Output the material below unchanged, apart from leaving out the pictures.

====================

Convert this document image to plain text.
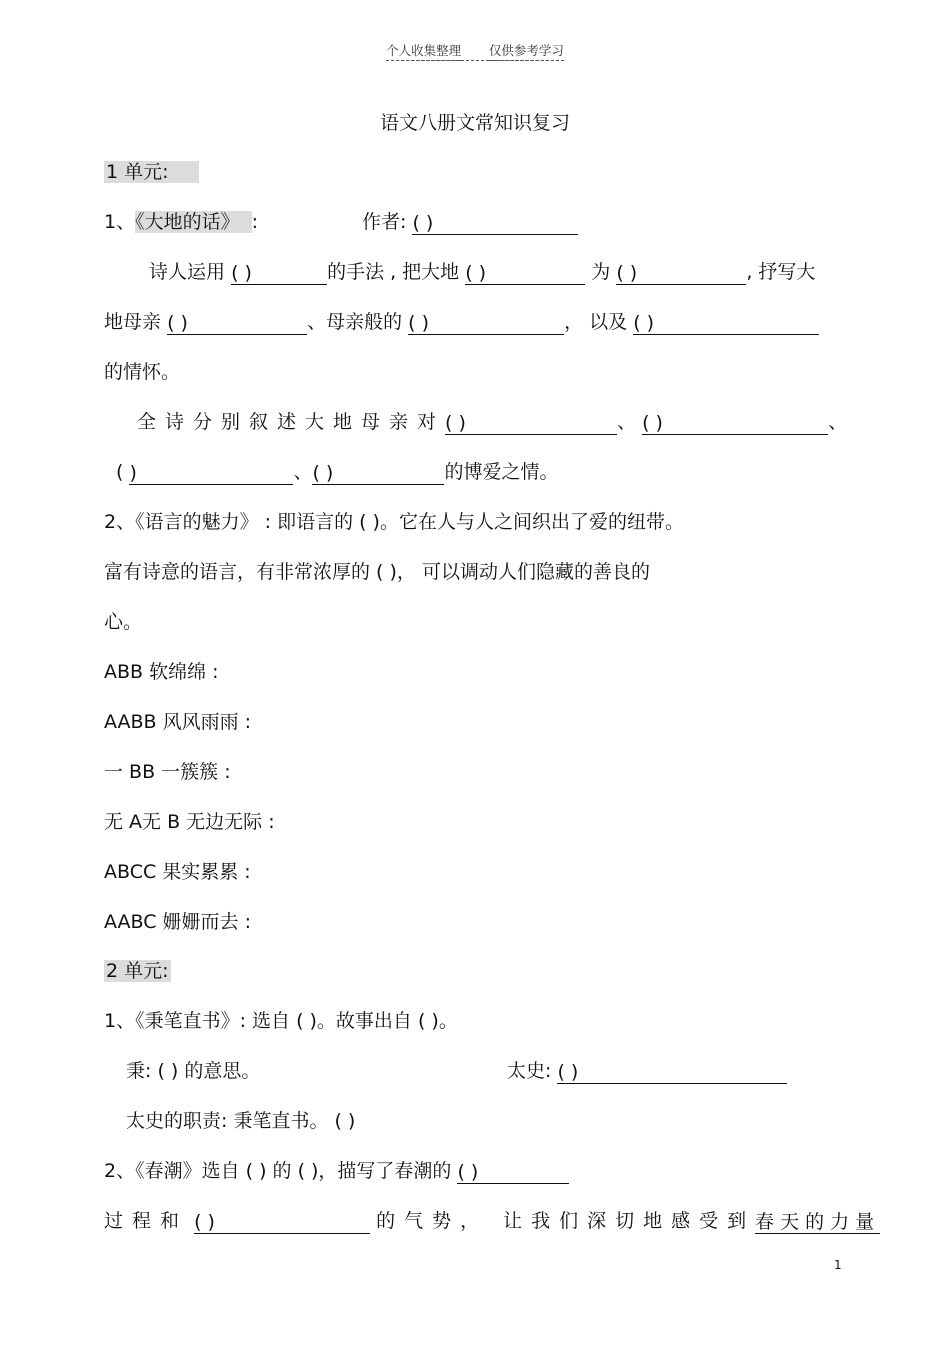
个人收集整理 仅供参考学习
语文八册文常知识复习
1 单元:
1、《大地的话》 :	作者: ( )
诗人运用 ( )	的手法 , 把大地 ( )	为 ( )	, 抒写大
地母亲 ( )	、母亲般的 ( )	， 以及 ( )
的情怀。
全诗分别叙述大地母亲对( )	、 ( )	、
( )	、( )	的博爱之情。
2、《语言的魅力》 : 即语言的 ( )。它在人与人之间织出了爱的纽带。
富有诗意的语言，有非常浓厚的 ( )， 可以调动人们隐藏的善良的
心。
ABB 软绵绵 :
AABB 风风雨雨 :
一 BB 一簇簇 :
无 A无 B 无边无际 :
ABCC 果实累累 :
AABC 姗姗而去 :
2 单元:
1、《秉笔直书》: 选自 ( )。故事出自 ( )。
秉: ( ) 的意思。	太史: ( )
太史的职责: 秉笔直书。 ( )
2、《春潮》选自 ( ) 的 ( )，描写了春潮的 ( )
过程和 ( )	的气势， 让我们深切地感受到春天的力量
1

====================

**Answer for the task:**
Convert this document image to plain text.
个人收集整理 仅供参考学习
语文八册文常知识复习
1 单元:
1、《大地的话》 :	作者: ( )
诗人运用 ( )	的手法 , 把大地 ( )	为 ( )	, 抒写大
地母亲 ( )	、母亲般的 ( )	， 以及 ( )
的情怀。
全诗分别叙述大地母亲对( )	、 ( )	、
( )	、( )	的博爱之情。
2、《语言的魅力》 : 即语言的 ( )。它在人与人之间织出了爱的纽带。
富有诗意的语言，有非常浓厚的 ( )， 可以调动人们隐藏的善良的
心。
ABB 软绵绵 :
AABB 风风雨雨 :
一 BB 一簇簇 :
无 A无 B 无边无际 :
ABCC 果实累累 :
AABC 姗姗而去 :
2 单元:
1、《秉笔直书》: 选自 ( )。故事出自 ( )。
秉: ( ) 的意思。	太史: ( )
太史的职责: 秉笔直书。 ( )
2、《春潮》选自 ( ) 的 ( )，描写了春潮的 ( )
过程和 ( )	的气势， 让我们深切地感受到春天的力量
1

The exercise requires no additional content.